** begin **

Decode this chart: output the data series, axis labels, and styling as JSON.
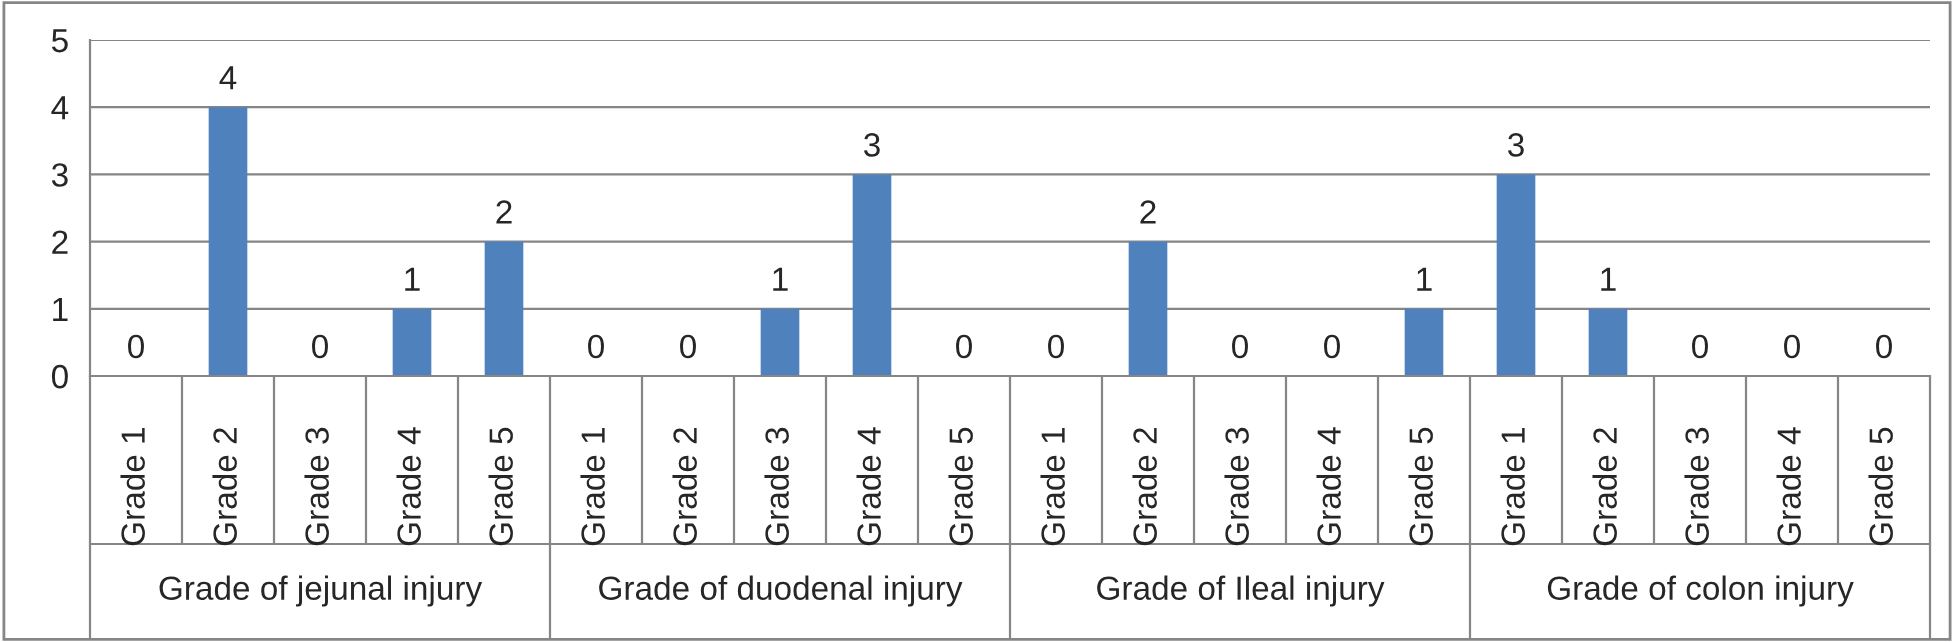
{
  "chart_data": {
    "type": "bar",
    "categories": [
      "Grade 1",
      "Grade 2",
      "Grade 3",
      "Grade 4",
      "Grade 5",
      "Grade 1",
      "Grade 2",
      "Grade 3",
      "Grade 4",
      "Grade 5",
      "Grade 1",
      "Grade 2",
      "Grade 3",
      "Grade 4",
      "Grade 5",
      "Grade 1",
      "Grade 2",
      "Grade 3",
      "Grade 4",
      "Grade 5"
    ],
    "values": [
      0,
      4,
      0,
      1,
      2,
      0,
      0,
      1,
      3,
      0,
      0,
      2,
      0,
      0,
      1,
      3,
      1,
      0,
      0,
      0
    ],
    "color": "#4f81bd",
    "ylim": [
      0,
      5
    ],
    "yticks": [
      0,
      1,
      2,
      3,
      4,
      5
    ],
    "grid": "y",
    "data_labels": true,
    "annotations": [
      "Grade of jejunal injury",
      "Grade of duodenal injury",
      "Grade of Ileal injury",
      "Grade of colon injury"
    ]
  }
}
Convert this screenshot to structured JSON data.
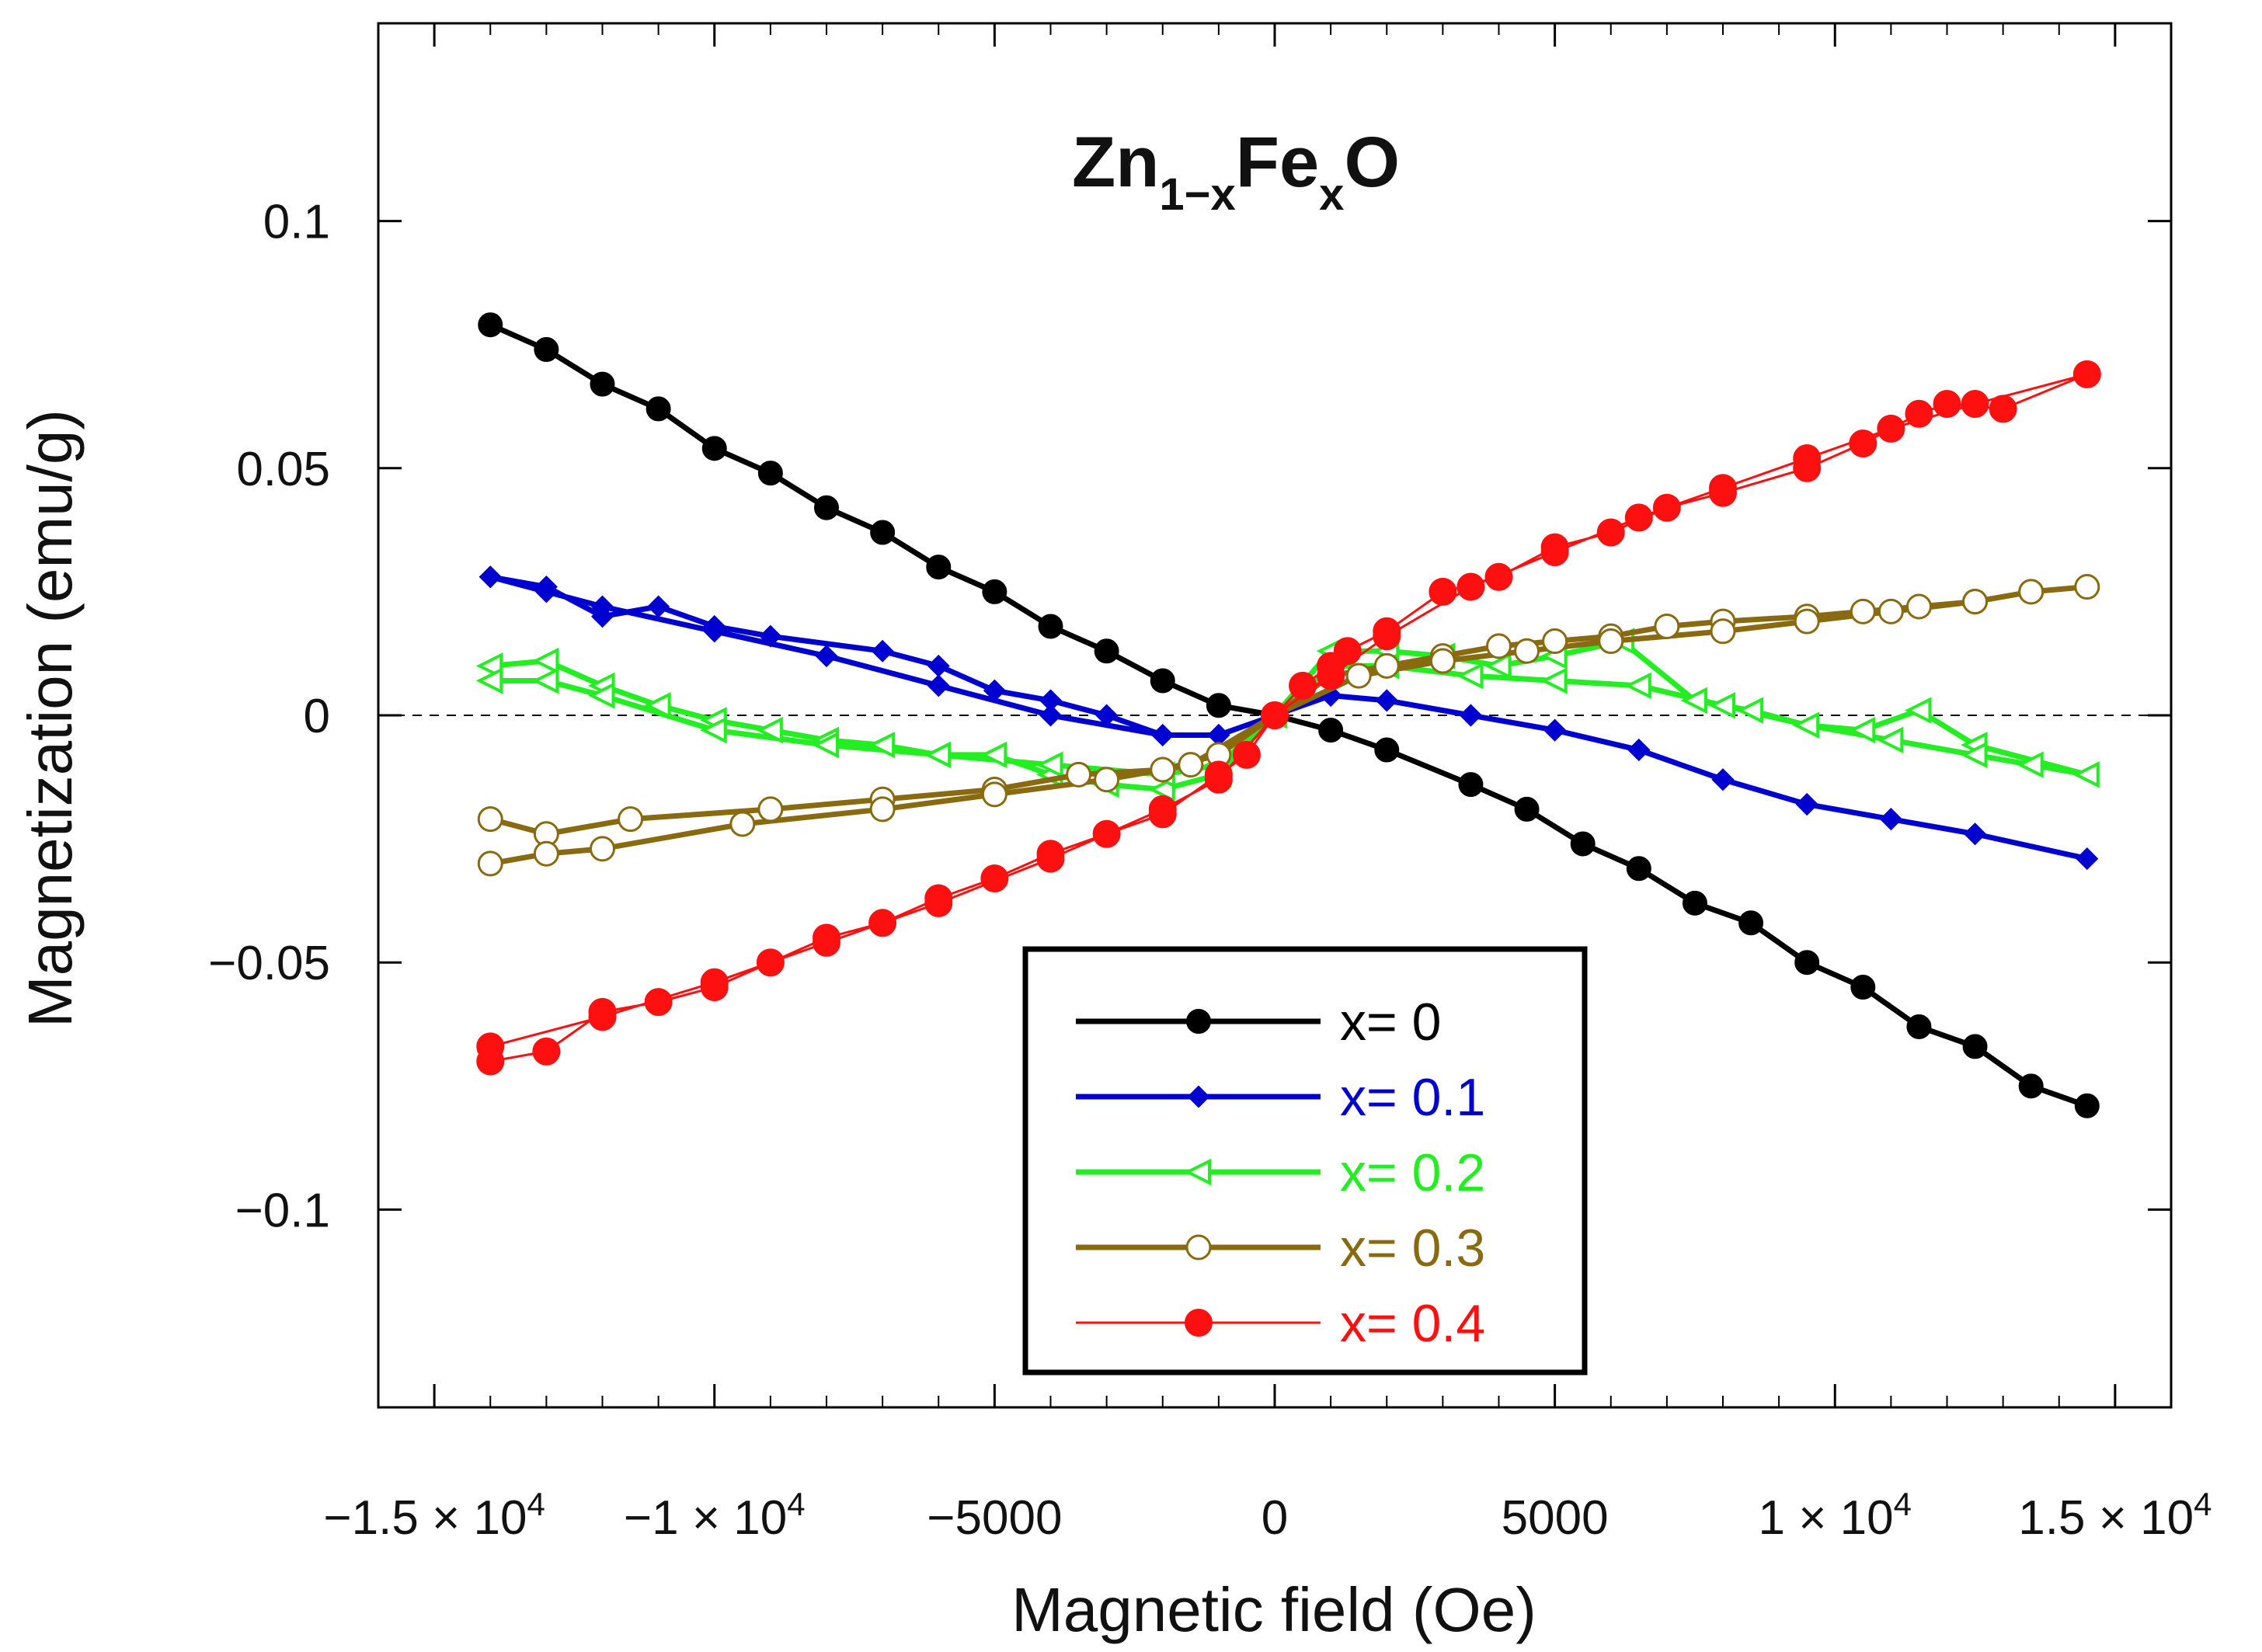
{
  "chart_data": {
    "type": "line",
    "title": {
      "base": "Zn",
      "sub1": "1−x",
      "mid": "Fe",
      "sub2": "x",
      "end": "O"
    },
    "xlabel": "Magnetic field (Oe)",
    "ylabel": "Magnetization (emu/g)",
    "xlim": [
      -16000,
      16000
    ],
    "ylim": [
      -0.14,
      0.14
    ],
    "x_ticks": [
      {
        "value": -15000,
        "mant": "−1.5 × 10",
        "exp": "4"
      },
      {
        "value": -10000,
        "mant": "−1 × 10",
        "exp": "4"
      },
      {
        "value": -5000,
        "mant": "−5000",
        "exp": ""
      },
      {
        "value": 0,
        "mant": "0",
        "exp": ""
      },
      {
        "value": 5000,
        "mant": "5000",
        "exp": ""
      },
      {
        "value": 10000,
        "mant": "1 × 10",
        "exp": "4"
      },
      {
        "value": 15000,
        "mant": "1.5 × 10",
        "exp": "4"
      }
    ],
    "y_ticks": [
      {
        "value": 0.1,
        "label": "0.1"
      },
      {
        "value": 0.05,
        "label": "0.05"
      },
      {
        "value": 0,
        "label": "0"
      },
      {
        "value": -0.05,
        "label": "−0.05"
      },
      {
        "value": -0.1,
        "label": "−0.1"
      }
    ],
    "zero_line": true,
    "legend_position": "bottom-center",
    "series": [
      {
        "name": "x= 0",
        "color": "#000000",
        "marker": "circle-filled",
        "line_width": 7,
        "points": [
          [
            -14000,
            0.079
          ],
          [
            -13000,
            0.074
          ],
          [
            -12000,
            0.067
          ],
          [
            -11000,
            0.062
          ],
          [
            -10000,
            0.054
          ],
          [
            -9000,
            0.049
          ],
          [
            -8000,
            0.042
          ],
          [
            -7000,
            0.037
          ],
          [
            -6000,
            0.03
          ],
          [
            -5000,
            0.025
          ],
          [
            -4000,
            0.018
          ],
          [
            -3000,
            0.013
          ],
          [
            -2000,
            0.007
          ],
          [
            -1000,
            0.002
          ],
          [
            0,
            0.0
          ],
          [
            1000,
            -0.003
          ],
          [
            2000,
            -0.007
          ],
          [
            3500,
            -0.014
          ],
          [
            4500,
            -0.019
          ],
          [
            5500,
            -0.026
          ],
          [
            6500,
            -0.031
          ],
          [
            7500,
            -0.038
          ],
          [
            8500,
            -0.042
          ],
          [
            9500,
            -0.05
          ],
          [
            10500,
            -0.055
          ],
          [
            11500,
            -0.063
          ],
          [
            12500,
            -0.067
          ],
          [
            13500,
            -0.075
          ],
          [
            14500,
            -0.079
          ]
        ]
      },
      {
        "name": "x= 0.1",
        "color": "#0000d0",
        "marker": "diamond-filled",
        "line_width": 7,
        "points": [
          [
            -14000,
            0.028
          ],
          [
            -13000,
            0.026
          ],
          [
            -12000,
            0.02
          ],
          [
            -11000,
            0.022
          ],
          [
            -10000,
            0.018
          ],
          [
            -9000,
            0.016
          ],
          [
            -7000,
            0.013
          ],
          [
            -6000,
            0.01
          ],
          [
            -5000,
            0.005
          ],
          [
            -4000,
            0.003
          ],
          [
            -3000,
            0.0
          ],
          [
            -2000,
            -0.004
          ],
          [
            -1000,
            -0.004
          ],
          [
            0,
            0.0
          ],
          [
            1000,
            0.004
          ],
          [
            2000,
            0.003
          ],
          [
            3500,
            0.0
          ],
          [
            5000,
            -0.003
          ],
          [
            6500,
            -0.007
          ],
          [
            8000,
            -0.013
          ],
          [
            9500,
            -0.018
          ],
          [
            11000,
            -0.021
          ],
          [
            12500,
            -0.024
          ],
          [
            14500,
            -0.029
          ],
          [
            12500,
            -0.024
          ],
          [
            11000,
            -0.021
          ],
          [
            9500,
            -0.018
          ],
          [
            8000,
            -0.013
          ],
          [
            6500,
            -0.007
          ],
          [
            5000,
            -0.003
          ],
          [
            3500,
            0.0
          ],
          [
            2000,
            0.003
          ],
          [
            1000,
            0.004
          ],
          [
            0,
            0.0
          ],
          [
            -1000,
            -0.004
          ],
          [
            -2000,
            -0.004
          ],
          [
            -4000,
            0.0
          ],
          [
            -6000,
            0.006
          ],
          [
            -8000,
            0.012
          ],
          [
            -10000,
            0.017
          ],
          [
            -12000,
            0.022
          ],
          [
            -13000,
            0.025
          ],
          [
            -14000,
            0.028
          ]
        ]
      },
      {
        "name": "x= 0.2",
        "color": "#22ee22",
        "marker": "triangle-open",
        "line_width": 7,
        "points": [
          [
            -14000,
            0.01
          ],
          [
            -13000,
            0.011
          ],
          [
            -12000,
            0.006
          ],
          [
            -11000,
            0.002
          ],
          [
            -10000,
            -0.001
          ],
          [
            -9000,
            -0.003
          ],
          [
            -8000,
            -0.005
          ],
          [
            -7000,
            -0.006
          ],
          [
            -6000,
            -0.008
          ],
          [
            -5000,
            -0.008
          ],
          [
            -4000,
            -0.012
          ],
          [
            -3000,
            -0.014
          ],
          [
            -2000,
            -0.015
          ],
          [
            -1000,
            -0.012
          ],
          [
            0,
            0.0
          ],
          [
            1000,
            0.013
          ],
          [
            2000,
            0.013
          ],
          [
            3000,
            0.012
          ],
          [
            4000,
            0.01
          ],
          [
            5000,
            0.012
          ],
          [
            6200,
            0.015
          ],
          [
            7500,
            0.003
          ],
          [
            8500,
            0.001
          ],
          [
            9500,
            -0.002
          ],
          [
            10500,
            -0.003
          ],
          [
            11500,
            0.001
          ],
          [
            12500,
            -0.006
          ],
          [
            14500,
            -0.012
          ],
          [
            13500,
            -0.01
          ],
          [
            12500,
            -0.008
          ],
          [
            11000,
            -0.005
          ],
          [
            9500,
            -0.002
          ],
          [
            8000,
            0.002
          ],
          [
            6500,
            0.006
          ],
          [
            5000,
            0.007
          ],
          [
            3500,
            0.008
          ],
          [
            2000,
            0.01
          ],
          [
            1000,
            0.01
          ],
          [
            0,
            0.0
          ],
          [
            -1000,
            -0.01
          ],
          [
            -2000,
            -0.012
          ],
          [
            -4000,
            -0.01
          ],
          [
            -6000,
            -0.008
          ],
          [
            -8000,
            -0.006
          ],
          [
            -10000,
            -0.003
          ],
          [
            -12000,
            0.004
          ],
          [
            -13000,
            0.007
          ],
          [
            -14000,
            0.007
          ]
        ]
      },
      {
        "name": "x= 0.3",
        "color": "#8a6a10",
        "marker": "circle-open",
        "line_width": 7,
        "points": [
          [
            -14000,
            -0.021
          ],
          [
            -13000,
            -0.024
          ],
          [
            -11500,
            -0.021
          ],
          [
            -9000,
            -0.019
          ],
          [
            -7000,
            -0.017
          ],
          [
            -5000,
            -0.015
          ],
          [
            -3500,
            -0.012
          ],
          [
            -2000,
            -0.011
          ],
          [
            -1000,
            -0.008
          ],
          [
            0,
            0.0
          ],
          [
            1000,
            0.008
          ],
          [
            2000,
            0.01
          ],
          [
            3000,
            0.012
          ],
          [
            4000,
            0.014
          ],
          [
            5000,
            0.015
          ],
          [
            6000,
            0.016
          ],
          [
            7000,
            0.018
          ],
          [
            8000,
            0.019
          ],
          [
            9500,
            0.02
          ],
          [
            10500,
            0.021
          ],
          [
            11500,
            0.022
          ],
          [
            12500,
            0.023
          ],
          [
            13500,
            0.025
          ],
          [
            14500,
            0.026
          ],
          [
            13500,
            0.025
          ],
          [
            12500,
            0.023
          ],
          [
            11000,
            0.021
          ],
          [
            9500,
            0.019
          ],
          [
            8000,
            0.017
          ],
          [
            6000,
            0.015
          ],
          [
            4500,
            0.013
          ],
          [
            3000,
            0.011
          ],
          [
            1500,
            0.008
          ],
          [
            0,
            0.0
          ],
          [
            -1500,
            -0.01
          ],
          [
            -3000,
            -0.013
          ],
          [
            -5000,
            -0.016
          ],
          [
            -7000,
            -0.019
          ],
          [
            -9500,
            -0.022
          ],
          [
            -12000,
            -0.027
          ],
          [
            -13000,
            -0.028
          ],
          [
            -14000,
            -0.03
          ]
        ]
      },
      {
        "name": "x= 0.4",
        "color": "#ff1010",
        "marker": "circle-filled",
        "line_width": 3,
        "points": [
          [
            -14000,
            -0.07
          ],
          [
            -13000,
            -0.068
          ],
          [
            -12000,
            -0.06
          ],
          [
            -11000,
            -0.058
          ],
          [
            -10000,
            -0.055
          ],
          [
            -9000,
            -0.05
          ],
          [
            -8000,
            -0.045
          ],
          [
            -7000,
            -0.042
          ],
          [
            -6000,
            -0.037
          ],
          [
            -5000,
            -0.033
          ],
          [
            -4000,
            -0.028
          ],
          [
            -3000,
            -0.024
          ],
          [
            -2000,
            -0.02
          ],
          [
            -1000,
            -0.012
          ],
          [
            -500,
            -0.008
          ],
          [
            0,
            0.0
          ],
          [
            500,
            0.006
          ],
          [
            1000,
            0.01
          ],
          [
            1300,
            0.013
          ],
          [
            2000,
            0.017
          ],
          [
            3000,
            0.025
          ],
          [
            4000,
            0.028
          ],
          [
            5000,
            0.034
          ],
          [
            6000,
            0.037
          ],
          [
            7000,
            0.042
          ],
          [
            8000,
            0.045
          ],
          [
            9500,
            0.05
          ],
          [
            10500,
            0.055
          ],
          [
            11500,
            0.061
          ],
          [
            12000,
            0.063
          ],
          [
            13000,
            0.062
          ],
          [
            14500,
            0.069
          ],
          [
            12500,
            0.063
          ],
          [
            11000,
            0.058
          ],
          [
            9500,
            0.052
          ],
          [
            8000,
            0.046
          ],
          [
            6500,
            0.04
          ],
          [
            5000,
            0.033
          ],
          [
            3500,
            0.026
          ],
          [
            2000,
            0.016
          ],
          [
            1000,
            0.008
          ],
          [
            0,
            0.0
          ],
          [
            -1000,
            -0.013
          ],
          [
            -2000,
            -0.019
          ],
          [
            -4000,
            -0.029
          ],
          [
            -6000,
            -0.038
          ],
          [
            -8000,
            -0.046
          ],
          [
            -10000,
            -0.054
          ],
          [
            -12000,
            -0.061
          ],
          [
            -14000,
            -0.067
          ]
        ]
      }
    ]
  }
}
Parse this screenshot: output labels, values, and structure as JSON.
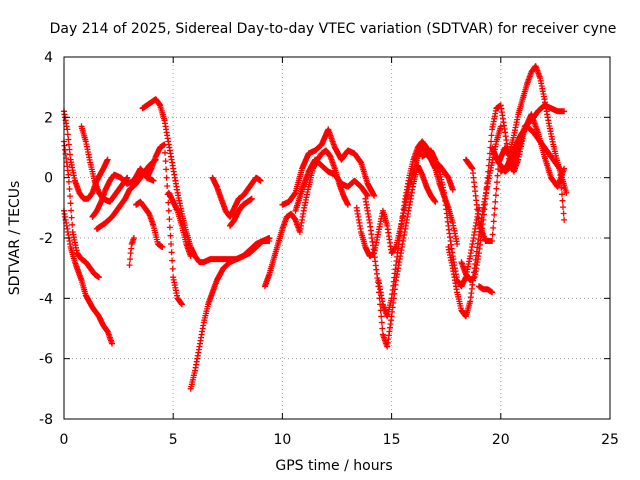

** end **

TASK DETAILS → Show each line of the data that contains the string "name".

THE COMPLETED TASK →
        "name": "x= 0",
        "name": "x= 0.1",
        "name": "x= 0.2",
        "name": "x= 0.3",
        "name": "x= 0.4",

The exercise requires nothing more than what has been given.